- **Problem details**: Strip the pictures and reproduce the rest of the listing exactly.

- **Information supplied**:

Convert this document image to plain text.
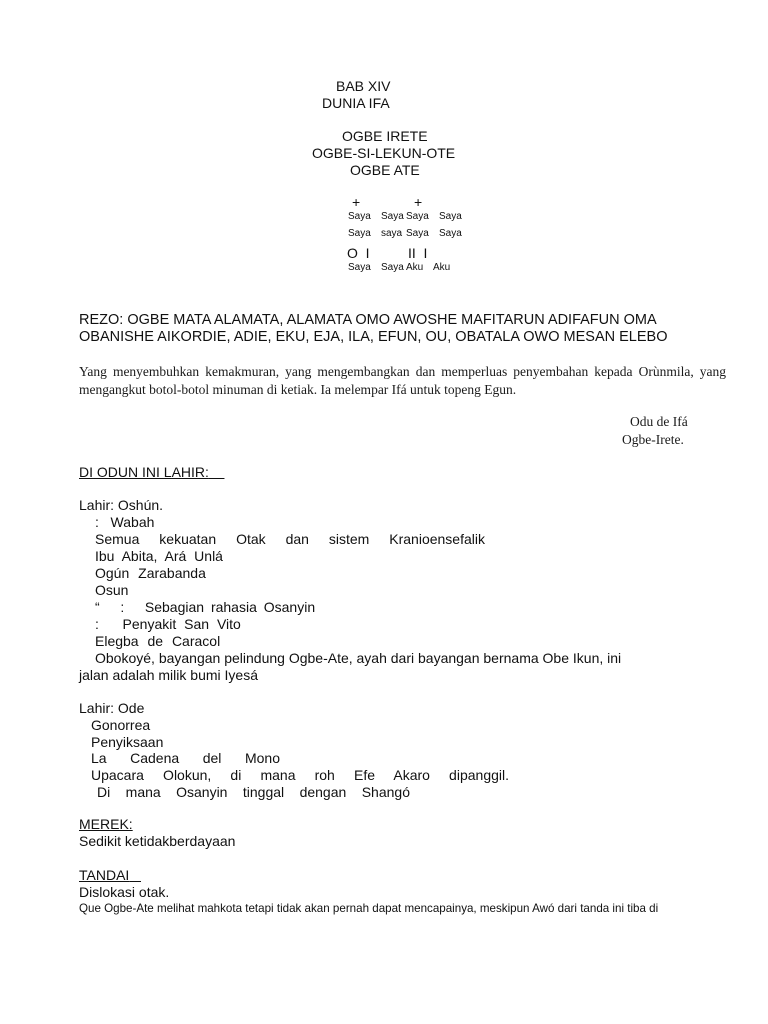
BAB XIV
DUNIA IFA
OGBE IRETE
OGBE-SI-LEKUN-OTE
OGBE ATE
+	+
Saya Saya Saya Saya
Saya saya Saya Saya
O  I	II  I
Saya Saya Aku Aku
REZO: OGBE MATA ALAMATA, ALAMATA OMO AWOSHE MAFITARUN ADIFAFUN OMA
OBANISHE AIKORDIE, ADIE, EKU, EJA, ILA, EFUN, OU, OBATALA OWO MESAN ELEBO
Yang menyembuhkan kemakmuran, yang mengembangkan dan memperluas penyembahan kepada Orùnmila, yang
mengangkut botol-botol minuman di ketiak. Ia melempar Ifá untuk topeng Egun.
Odu de Ifá
Ogbe-Irete.
DI ODUN INI LAHIR:
Lahir: Oshún.
:   Wabah
Semua kekuatan Otak dan sistem Kranioensefalik
Ibu Abita, Ará Unlá
Ogún Zarabanda
Osun
“   :   Sebagian rahasia Osanyin
:   Penyakit San Vito
Elegba de Caracol
Obokoyé, bayangan pelindung Ogbe-Ate, ayah dari bayangan bernama Obe Ikun, ini
jalan adalah milik bumi Iyesá
Lahir: Ode
Gonorrea
Penyiksaan
La Cadena del Mono
Upacara Olokun, di mana roh Efe Akaro dipanggil.
Di mana Osanyin tinggal dengan Shangó
MEREK:
Sedikit ketidakberdayaan
TANDAI
Dislokasi otak.
Que Ogbe-Ate melihat mahkota tetapi tidak akan pernah dapat mencapainya, meskipun Awó dari tanda ini tiba di
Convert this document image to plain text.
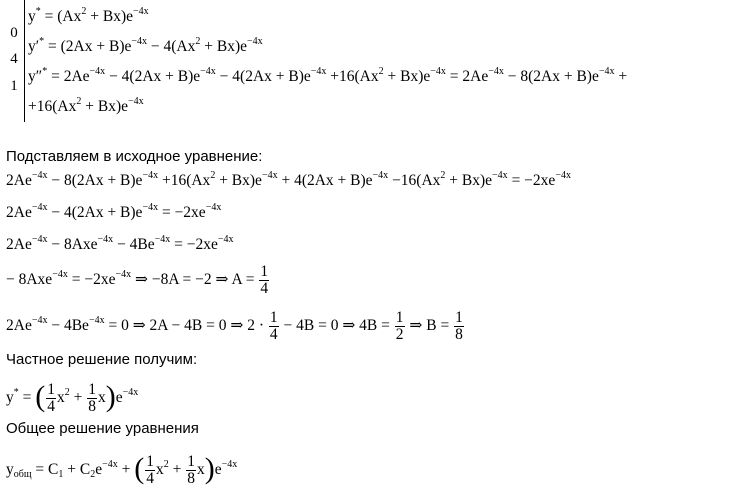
0
4
1
$y^* = (Ax^2 + Bx)e^{-4x}$
$y'^* = (2Ax + B)e^{-4x} - 4(Ax^2 + Bx)e^{-4x}$
$y''^* = 2Ae^{-4x} - 4(2Ax + B)e^{-4x} - 4(2Ax + B)e^{-4x} +16(Ax^2 + Bx)e^{-4x} = 2Ae^{-4x} - 8(2Ax + B)e^{-4x}$ +
$+16(Ax^2 + Bx)e^{-4x}$
Подставляем в исходное уравнение:
$2Ae^{-4x} - 8(2Ax + B)e^{-4x} +16(Ax^2 + Bx)e^{-4x} + 4(2Ax + B)e^{-4x} -16(Ax^2 + Bx)e^{-4x} = -2xe^{-4x}$
$2Ae^{-4x} - 4(2Ax + B)e^{-4x} = -2xe^{-4x}$
$2Ae^{-4x} - 8Axe^{-4x} - 4Be^{-4x} = -2xe^{-4x}$
− $8Axe^{-4x} = -2xe^{-4x}$ ⇒ −8A = −2 ⇒ $A = \frac{1}{4}$
$2Ae^{-4x} - 4Be^{-4x} = 0$ ⇒ 2A − 4B = 0 ⇒ $2 \cdot \frac{1}{4} - 4B = 0$ ⇒ $4B = \frac{1}{2}$ ⇒ $B = \frac{1}{8}$
Частное решение получим:
y* = ( $\frac{1}{4} x^2 + \frac{1}{8} x)e^{-4x}$
Общее решение уравнения
$y_{общ} = C_1 + C_2e^{-4x}$ + ( $\frac{1}{4} x^2 + \frac{1}{8} x)e^{-4x}$
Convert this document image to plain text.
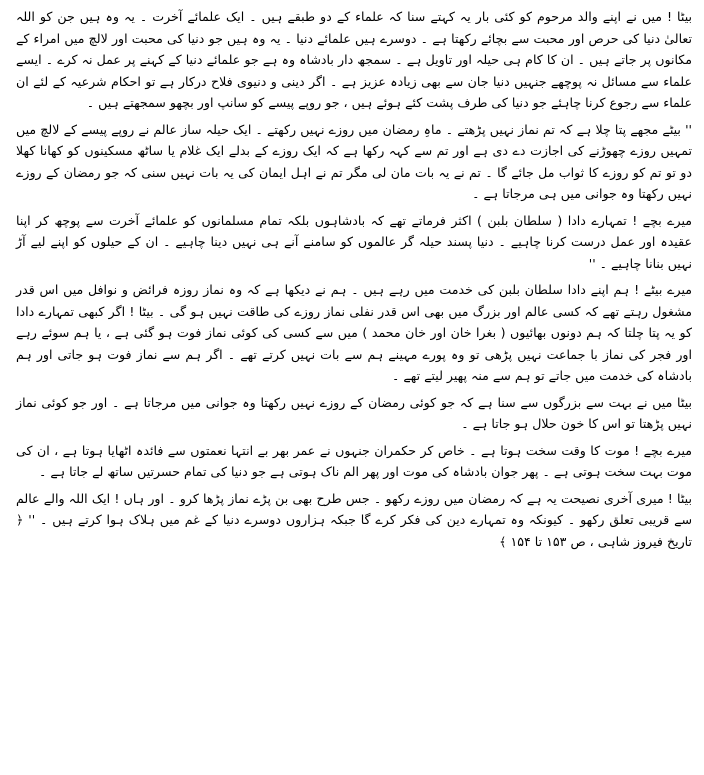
بیٹا ! میں نے اپنے والد مرحوم کو کئی بار یہ کہتے سنا کہ علماء کے دو طبقے ہیں ۔ ایک علمائے آخرت ۔ یہ وہ ہیں جن کو اللہ تعالیٰ دنیا کی حرص اور محبت سے بچائے رکھتا ہے ۔ دوسرے ہیں علمائے دنیا ۔ یہ وہ ہیں جو دنیا کی محبت اور لالچ میں امراء کے مکانوں پر جاتے ہیں ۔ ان کا کام ہی حیلہ اور تاویل ہے ۔ سمجھ دار بادشاہ وہ ہے جو علمائے دنیا کے کہنے پر عمل نہ کرے ۔ ایسے علماء سے مسائل نہ پوچھے جنہیں دنیا جان سے بھی زیادہ عزیز ہے ۔ اگر دینی و دنیوی فلاح درکار ہے تو احکام شرعیہ کے لئے ان علماء سے رجوع کرنا چاہئے جو دنیا کی طرف پشت کئے ہوئے ہیں ، جو روپے پیسے کو سانپ اور بچھو سمجھتے ہیں ۔

'' بیٹے مجھے پتا چلا ہے کہ تم نماز نہیں پڑھتے ۔ ماہِ رمضان میں روزے نہیں رکھتے ۔ ایک حیلہ ساز عالم نے روپے پیسے کے لالچ میں تمہیں روزے چھوڑنے کی اجازت دے دی ہے اور تم سے کہہ رکھا ہے کہ ایک روزے کے بدلے ایک غلام یا ساٹھ مسکینوں کو کھانا کھلا دو تو تم کو روزے کا ثواب مل جائے گا ۔ تم نے یہ بات مان لی مگر تم نے اہل ایمان کی یہ بات نہیں سنی کہ جو رمضان کے روزے نہیں رکھتا وہ جوانی میں ہی مرجاتا ہے ۔

میرے بچے ! تمہارے دادا ( سلطان بلبن ) اکثر فرماتے تھے کہ بادشاہوں بلکہ تمام مسلمانوں کو علمائے آخرت سے پوچھ کر اپنا عقیدہ اور عمل درست کرنا چاہیے ۔ دنیا پسند حیلہ گر عالموں کو سامنے آنے ہی نہیں دینا چاہیے ۔ ان کے حیلوں کو اپنے لیے آڑ نہیں بنانا چاہیے ۔ ''

میرے بیٹے ! ہم اپنے دادا سلطان بلبن کی خدمت میں رہے ہیں ۔ ہم نے دیکھا ہے کہ وہ نماز روزہ فرائض و نوافل میں اس قدر مشغول رہتے تھے کہ کسی عالم اور بزرگ میں بھی اس قدر نفلی نماز روزے کی طاقت نہیں ہو گی ۔ بیٹا ! اگر کبھی تمہارے دادا کو یہ پتا چلتا کہ ہم دونوں بھائیوں ( بغرا خان اور خان محمد ) میں سے کسی کی کوئی نماز فوت ہو گئی ہے ، یا ہم سوئے رہے اور فجر کی نماز با جماعت نہیں پڑھی تو وہ پورے مہینے ہم سے بات نہیں کرتے تھے ۔ اگر ہم سے نماز فوت ہو جاتی اور ہم بادشاہ کی خدمت میں جاتے تو ہم سے منہ پھیر لیتے تھے ۔

بیٹا میں نے بہت سے بزرگوں سے سنا ہے کہ جو کوئی رمضان کے روزے نہیں رکھتا وہ جوانی میں مرجاتا ہے ۔ اور جو کوئی نماز نہیں پڑھتا تو اس کا خون حلال ہو جاتا ہے ۔

میرے بچے ! موت کا وقت سخت ہوتا ہے ۔ خاص کر حکمران جنہوں نے عمر بھر بے انتہا نعمتوں سے فائدہ اٹھایا ہوتا ہے ، ان کی موت بہت سخت ہوتی ہے ۔ پھر جوان بادشاہ کی موت اور پھر الم ناک ہوتی ہے جو دنیا کی تمام حسرتیں ساتھ لے جاتا ہے ۔

بیٹا ! میری آخری نصیحت یہ ہے کہ رمضان میں روزے رکھو ۔ جس طرح بھی بن پڑے نماز پڑھا کرو ۔ اور ہاں ! ایک اللہ والے عالم سے قریبی تعلق رکھو ۔ کیونکہ وہ تمہارے دین کی فکر کرے گا جبکہ ہزاروں دوسرے دنیا کے غم میں ہلاک ہوا کرتے ہیں ۔ '' ﴿ تاریخ فیروز شاہی ، ص ۱۵۳ تا ۱۵۴ ﴾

- **Solution for this exercise**:
Convert this document image to plain text.
BAB XIV
DUNIA IFA
OGBE IRETE
OGBE-SI-LEKUN-OTE
OGBE ATE
+	+
Saya Saya Saya Saya
Saya saya Saya Saya
O  I	II  I
Saya Saya Aku Aku
REZO: OGBE MATA ALAMATA, ALAMATA OMO AWOSHE MAFITARUN ADIFAFUN OMA
OBANISHE AIKORDIE, ADIE, EKU, EJA, ILA, EFUN, OU, OBATALA OWO MESAN ELEBO
Yang menyembuhkan kemakmuran, yang mengembangkan dan memperluas penyembahan kepada Orùnmila, yang
mengangkut botol-botol minuman di ketiak. Ia melempar Ifá untuk topeng Egun.
Odu de Ifá
Ogbe-Irete.
DI ODUN INI LAHIR:
Lahir: Oshún.
:   Wabah
Semua kekuatan Otak dan sistem Kranioensefalik
Ibu Abita, Ará Unlá
Ogún Zarabanda
Osun
“   :   Sebagian rahasia Osanyin
:   Penyakit San Vito
Elegba de Caracol
Obokoyé, bayangan pelindung Ogbe-Ate, ayah dari bayangan bernama Obe Ikun, ini
jalan adalah milik bumi Iyesá
Lahir: Ode
Gonorrea
Penyiksaan
La Cadena del Mono
Upacara Olokun, di mana roh Efe Akaro dipanggil.
Di mana Osanyin tinggal dengan Shangó
MEREK:
Sedikit ketidakberdayaan
TANDAI
Dislokasi otak.
Que Ogbe-Ate melihat mahkota tetapi tidak akan pernah dapat mencapainya, meskipun Awó dari tanda ini tiba di
Convert this document image to plain text.
0
4
1
$y^* = (Ax^2 + Bx)e^{-4x}$
$y'^* = (2Ax + B)e^{-4x} - 4(Ax^2 + Bx)e^{-4x}$
$y''^* = 2Ae^{-4x} - 4(2Ax + B)e^{-4x} - 4(2Ax + B)e^{-4x} +16(Ax^2 + Bx)e^{-4x} = 2Ae^{-4x} - 8(2Ax + B)e^{-4x}$ +
$+16(Ax^2 + Bx)e^{-4x}$
Подставляем в исходное уравнение:
$2Ae^{-4x} - 8(2Ax + B)e^{-4x} +16(Ax^2 + Bx)e^{-4x} + 4(2Ax + B)e^{-4x} -16(Ax^2 + Bx)e^{-4x} = -2xe^{-4x}$
$2Ae^{-4x} - 4(2Ax + B)e^{-4x} = -2xe^{-4x}$
$2Ae^{-4x} - 8Axe^{-4x} - 4Be^{-4x} = -2xe^{-4x}$
− $8Axe^{-4x} = -2xe^{-4x}$ ⇒ −8A = −2 ⇒ $A = \frac{1}{4}$
$2Ae^{-4x} - 4Be^{-4x} = 0$ ⇒ 2A − 4B = 0 ⇒ $2 \cdot \frac{1}{4} - 4B = 0$ ⇒ $4B = \frac{1}{2}$ ⇒ $B = \frac{1}{8}$
Частное решение получим:
y* = ( $\frac{1}{4} x^2 + \frac{1}{8} x)e^{-4x}$
Общее решение уравнения
$y_{общ} = C_1 + C_2e^{-4x}$ + ( $\frac{1}{4} x^2 + \frac{1}{8} x)e^{-4x}$
Convert this document image to plain text.
بیٹا ! میں نے اپنے والد مرحوم کو کئی بار یہ کہتے سنا کہ علماء کے دو طبقے ہیں ۔ ایک علمائے آخرت ۔ یہ وہ ہیں جن کو اللہ تعالیٰ دنیا کی حرص اور محبت سے بچائے رکھتا ہے ۔ دوسرے ہیں علمائے دنیا ۔ یہ وہ ہیں جو دنیا کی محبت اور لالچ میں امراء کے مکانوں پر جاتے ہیں ۔ ان کا کام ہی حیلہ اور تاویل ہے ۔ سمجھ دار بادشاہ وہ ہے جو علمائے دنیا کے کہنے پر عمل نہ کرے ۔ ایسے علماء سے مسائل نہ پوچھے جنہیں دنیا جان سے بھی زیادہ عزیز ہے ۔ اگر دینی و دنیوی فلاح درکار ہے تو احکام شرعیہ کے لئے ان علماء سے رجوع کرنا چاہئے جو دنیا کی طرف پشت کئے ہوئے ہیں ، جو روپے پیسے کو سانپ اور بچھو سمجھتے ہیں ۔

'' بیٹے مجھے پتا چلا ہے کہ تم نماز نہیں پڑھتے ۔ ماہِ رمضان میں روزے نہیں رکھتے ۔ ایک حیلہ ساز عالم نے روپے پیسے کے لالچ میں تمہیں روزے چھوڑنے کی اجازت دے دی ہے اور تم سے کہہ رکھا ہے کہ ایک روزے کے بدلے ایک غلام یا ساٹھ مسکینوں کو کھانا کھلا دو تو تم کو روزے کا ثواب مل جائے گا ۔ تم نے یہ بات مان لی مگر تم نے اہل ایمان کی یہ بات نہیں سنی کہ جو رمضان کے روزے نہیں رکھتا وہ جوانی میں ہی مرجاتا ہے ۔

میرے بچے ! تمہارے دادا ( سلطان بلبن ) اکثر فرماتے تھے کہ بادشاہوں بلکہ تمام مسلمانوں کو علمائے آخرت سے پوچھ کر اپنا عقیدہ اور عمل درست کرنا چاہیے ۔ دنیا پسند حیلہ گر عالموں کو سامنے آنے ہی نہیں دینا چاہیے ۔ ان کے حیلوں کو اپنے لیے آڑ نہیں بنانا چاہیے ۔ ''

میرے بیٹے ! ہم اپنے دادا سلطان بلبن کی خدمت میں رہے ہیں ۔ ہم نے دیکھا ہے کہ وہ نماز روزہ فرائض و نوافل میں اس قدر مشغول رہتے تھے کہ کسی عالم اور بزرگ میں بھی اس قدر نفلی نماز روزے کی طاقت نہیں ہو گی ۔ بیٹا ! اگر کبھی تمہارے دادا کو یہ پتا چلتا کہ ہم دونوں بھائیوں ( بغرا خان اور خان محمد ) میں سے کسی کی کوئی نماز فوت ہو گئی ہے ، یا ہم سوئے رہے اور فجر کی نماز با جماعت نہیں پڑھی تو وہ پورے مہینے ہم سے بات نہیں کرتے تھے ۔ اگر ہم سے نماز فوت ہو جاتی اور ہم بادشاہ کی خدمت میں جاتے تو ہم سے منہ پھیر لیتے تھے ۔

بیٹا میں نے بہت سے بزرگوں سے سنا ہے کہ جو کوئی رمضان کے روزے نہیں رکھتا وہ جوانی میں مرجاتا ہے ۔ اور جو کوئی نماز نہیں پڑھتا تو اس کا خون حلال ہو جاتا ہے ۔

میرے بچے ! موت کا وقت سخت ہوتا ہے ۔ خاص کر حکمران جنہوں نے عمر بھر بے انتہا نعمتوں سے فائدہ اٹھایا ہوتا ہے ، ان کی موت بہت سخت ہوتی ہے ۔ پھر جوان بادشاہ کی موت اور پھر الم ناک ہوتی ہے جو دنیا کی تمام حسرتیں ساتھ لے جاتا ہے ۔

بیٹا ! میری آخری نصیحت یہ ہے کہ رمضان میں روزے رکھو ۔ جس طرح بھی بن پڑے نماز پڑھا کرو ۔ اور ہاں ! ایک اللہ والے عالم سے قریبی تعلق رکھو ۔ کیونکہ وہ تمہارے دین کی فکر کرے گا جبکہ ہزاروں دوسرے دنیا کے غم میں ہلاک ہوا کرتے ہیں ۔ '' ﴿ تاریخ فیروز شاہی ، ص ۱۵۳ تا ۱۵۴ ﴾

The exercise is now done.